# GIVEN RECORDS
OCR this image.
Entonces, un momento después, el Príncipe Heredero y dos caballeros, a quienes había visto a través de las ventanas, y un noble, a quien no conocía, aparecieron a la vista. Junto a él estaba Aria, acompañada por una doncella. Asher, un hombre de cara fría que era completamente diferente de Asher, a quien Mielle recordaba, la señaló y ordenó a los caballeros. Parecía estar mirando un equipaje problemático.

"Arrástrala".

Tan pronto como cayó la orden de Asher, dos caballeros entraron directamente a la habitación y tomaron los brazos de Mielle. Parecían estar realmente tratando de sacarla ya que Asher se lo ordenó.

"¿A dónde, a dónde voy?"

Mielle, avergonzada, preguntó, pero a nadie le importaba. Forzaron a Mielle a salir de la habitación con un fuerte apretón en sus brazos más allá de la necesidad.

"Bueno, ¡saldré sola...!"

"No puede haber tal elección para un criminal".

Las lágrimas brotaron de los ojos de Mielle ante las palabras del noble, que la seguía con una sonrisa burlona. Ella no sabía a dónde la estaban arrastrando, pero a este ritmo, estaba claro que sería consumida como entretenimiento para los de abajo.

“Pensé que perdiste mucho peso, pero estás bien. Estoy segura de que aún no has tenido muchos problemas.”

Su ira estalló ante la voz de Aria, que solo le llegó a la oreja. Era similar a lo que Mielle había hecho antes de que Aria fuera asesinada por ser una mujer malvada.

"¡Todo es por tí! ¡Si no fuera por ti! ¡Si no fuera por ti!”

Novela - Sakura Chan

# YOUR OBJECTIVE
Of all the lines above, how many contain "dónde"? Give the number and nothing more.

# ANSWER TO THIS EXERCISE
2